● What to produce:
Quote the data below in full, minus the images.

##### Information given #####

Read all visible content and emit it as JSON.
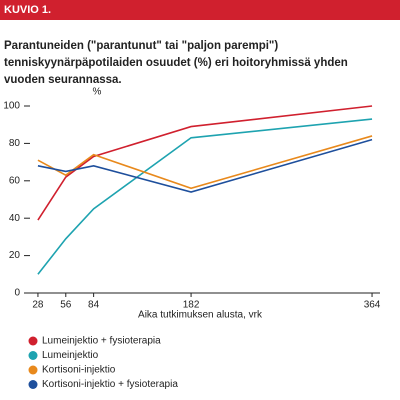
{
  "header": "KUVIO 1.",
  "chart_data": {
    "type": "line",
    "title": "Parantuneiden (\"parantunut\" tai \"paljon parempi\") tenniskyynärpäpotilaiden osuudet (%) eri hoitoryhmissä yhden vuoden seurannassa.",
    "xlabel": "Aika tutkimuksen alusta, vrk",
    "ylabel": "%",
    "x": [
      28,
      56,
      84,
      182,
      364
    ],
    "xlim": [
      17,
      372
    ],
    "xticks": [
      28,
      56,
      84,
      182,
      364
    ],
    "ylim": [
      0,
      100
    ],
    "yticks": [
      0,
      20,
      40,
      60,
      80,
      100
    ],
    "grid": false,
    "series": [
      {
        "name": "Lumeinjektio + fysioterapia",
        "color": "#d0202e",
        "values": [
          39,
          62,
          73,
          89,
          100
        ]
      },
      {
        "name": "Lumeinjektio",
        "color": "#1ea3b0",
        "values": [
          10,
          29,
          45,
          83,
          93
        ]
      },
      {
        "name": "Kortisoni-injektio",
        "color": "#e8891c",
        "values": [
          71,
          63,
          74,
          56,
          84
        ]
      },
      {
        "name": "Kortisoni-injektio + fysioterapia",
        "color": "#1e4f9c",
        "values": [
          68,
          65,
          68,
          54,
          82
        ]
      }
    ]
  }
}
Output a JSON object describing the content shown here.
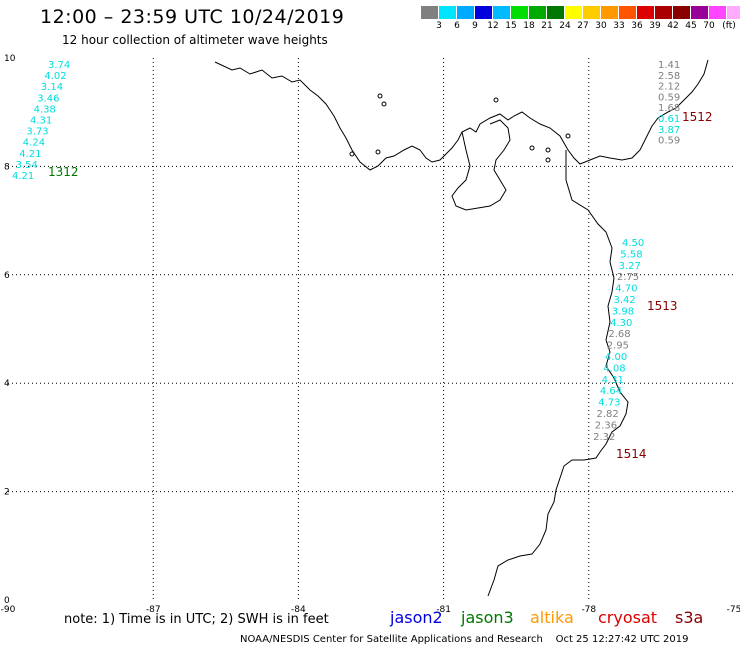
{
  "header": {
    "title": "12:00 – 23:59 UTC 10/24/2019",
    "subtitle": "12 hour collection of altimeter wave heights"
  },
  "scale": {
    "colors": [
      "#808080",
      "#00e5ff",
      "#00aaff",
      "#0000dd",
      "#00bbff",
      "#00dd00",
      "#00aa00",
      "#007700",
      "#ffff00",
      "#ffcc00",
      "#ff9900",
      "#ff5500",
      "#dd0000",
      "#aa0000",
      "#880000",
      "#990099",
      "#ff44ff",
      "#ffaaff",
      "#000000"
    ],
    "labels": [
      "3",
      "6",
      "9",
      "12",
      "15",
      "18",
      "21",
      "24",
      "27",
      "30",
      "33",
      "36",
      "39",
      "42",
      "45",
      "70",
      "(ft)"
    ]
  },
  "map": {
    "lon_ticks": [
      "-90",
      "-87",
      "-84",
      "-81",
      "-78",
      "-75"
    ],
    "lat_ticks": [
      "0",
      "2",
      "4",
      "6",
      "8",
      "10"
    ],
    "lon_range": [
      -90,
      -75
    ],
    "lat_range": [
      0,
      10
    ],
    "passes": [
      {
        "id": "1312",
        "color": "#007700"
      },
      {
        "id": "1512",
        "color": "#880000"
      },
      {
        "id": "1513",
        "color": "#880000"
      },
      {
        "id": "1514",
        "color": "#880000"
      }
    ],
    "readings": {
      "p1312": [
        "3.74",
        "4.02",
        "3.14",
        "3.46",
        "4.38",
        "4.31",
        "3.73",
        "4.24",
        "4.21",
        "3.54",
        "4.21"
      ],
      "p1512": [
        "1.41",
        "2.58",
        "2.12",
        "0.59",
        "1.68",
        "0.61",
        "3.87",
        "0.59"
      ],
      "p1513": [
        "4.50",
        "5.58",
        "3.27",
        "2.75",
        "4.70",
        "3.42",
        "3.98",
        "4.30",
        "2.68",
        "2.95",
        "4.00",
        "4.08",
        "4.31",
        "4.64",
        "4.73",
        "2.82",
        "2.36",
        "2.32"
      ]
    }
  },
  "footer": {
    "note": "note:  1) Time is in UTC;  2) SWH is in feet",
    "satellites": [
      {
        "name": "jason2",
        "color": "#0000dd"
      },
      {
        "name": "jason3",
        "color": "#007700"
      },
      {
        "name": "altika",
        "color": "#ff9900"
      },
      {
        "name": "cryosat",
        "color": "#dd0000"
      },
      {
        "name": "s3a",
        "color": "#880000"
      }
    ],
    "credit": "NOAA/NESDIS Center for Satellite Applications and Research",
    "timestamp": "Oct 25 12:27:42 UTC 2019"
  }
}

#####

● Exercise answer:
Read all visible content and emit it as JSON.
{
  "header": "KUVIO 1.",
  "chart_data": {
    "type": "line",
    "title": "Parantuneiden (\"parantunut\" tai \"paljon parempi\") tenniskyynärpäpotilaiden osuudet (%) eri hoitoryhmissä yhden vuoden seurannassa.",
    "xlabel": "Aika tutkimuksen alusta, vrk",
    "ylabel": "%",
    "x": [
      28,
      56,
      84,
      182,
      364
    ],
    "xlim": [
      17,
      372
    ],
    "xticks": [
      28,
      56,
      84,
      182,
      364
    ],
    "ylim": [
      0,
      100
    ],
    "yticks": [
      0,
      20,
      40,
      60,
      80,
      100
    ],
    "grid": false,
    "series": [
      {
        "name": "Lumeinjektio + fysioterapia",
        "color": "#d0202e",
        "values": [
          39,
          62,
          73,
          89,
          100
        ]
      },
      {
        "name": "Lumeinjektio",
        "color": "#1ea3b0",
        "values": [
          10,
          29,
          45,
          83,
          93
        ]
      },
      {
        "name": "Kortisoni-injektio",
        "color": "#e8891c",
        "values": [
          71,
          63,
          74,
          56,
          84
        ]
      },
      {
        "name": "Kortisoni-injektio + fysioterapia",
        "color": "#1e4f9c",
        "values": [
          68,
          65,
          68,
          54,
          82
        ]
      }
    ]
  }
}
Output a JSON object describing the content shown here.
{
  "header": {
    "title": "12:00 – 23:59 UTC 10/24/2019",
    "subtitle": "12 hour collection of altimeter wave heights"
  },
  "scale": {
    "colors": [
      "#808080",
      "#00e5ff",
      "#00aaff",
      "#0000dd",
      "#00bbff",
      "#00dd00",
      "#00aa00",
      "#007700",
      "#ffff00",
      "#ffcc00",
      "#ff9900",
      "#ff5500",
      "#dd0000",
      "#aa0000",
      "#880000",
      "#990099",
      "#ff44ff",
      "#ffaaff",
      "#000000"
    ],
    "labels": [
      "3",
      "6",
      "9",
      "12",
      "15",
      "18",
      "21",
      "24",
      "27",
      "30",
      "33",
      "36",
      "39",
      "42",
      "45",
      "70",
      "(ft)"
    ]
  },
  "map": {
    "lon_ticks": [
      "-90",
      "-87",
      "-84",
      "-81",
      "-78",
      "-75"
    ],
    "lat_ticks": [
      "0",
      "2",
      "4",
      "6",
      "8",
      "10"
    ],
    "lon_range": [
      -90,
      -75
    ],
    "lat_range": [
      0,
      10
    ],
    "passes": [
      {
        "id": "1312",
        "color": "#007700"
      },
      {
        "id": "1512",
        "color": "#880000"
      },
      {
        "id": "1513",
        "color": "#880000"
      },
      {
        "id": "1514",
        "color": "#880000"
      }
    ],
    "readings": {
      "p1312": [
        "3.74",
        "4.02",
        "3.14",
        "3.46",
        "4.38",
        "4.31",
        "3.73",
        "4.24",
        "4.21",
        "3.54",
        "4.21"
      ],
      "p1512": [
        "1.41",
        "2.58",
        "2.12",
        "0.59",
        "1.68",
        "0.61",
        "3.87",
        "0.59"
      ],
      "p1513": [
        "4.50",
        "5.58",
        "3.27",
        "2.75",
        "4.70",
        "3.42",
        "3.98",
        "4.30",
        "2.68",
        "2.95",
        "4.00",
        "4.08",
        "4.31",
        "4.64",
        "4.73",
        "2.82",
        "2.36",
        "2.32"
      ]
    }
  },
  "footer": {
    "note": "note:  1) Time is in UTC;  2) SWH is in feet",
    "satellites": [
      {
        "name": "jason2",
        "color": "#0000dd"
      },
      {
        "name": "jason3",
        "color": "#007700"
      },
      {
        "name": "altika",
        "color": "#ff9900"
      },
      {
        "name": "cryosat",
        "color": "#dd0000"
      },
      {
        "name": "s3a",
        "color": "#880000"
      }
    ],
    "credit": "NOAA/NESDIS Center for Satellite Applications and Research",
    "timestamp": "Oct 25 12:27:42 UTC 2019"
  }
}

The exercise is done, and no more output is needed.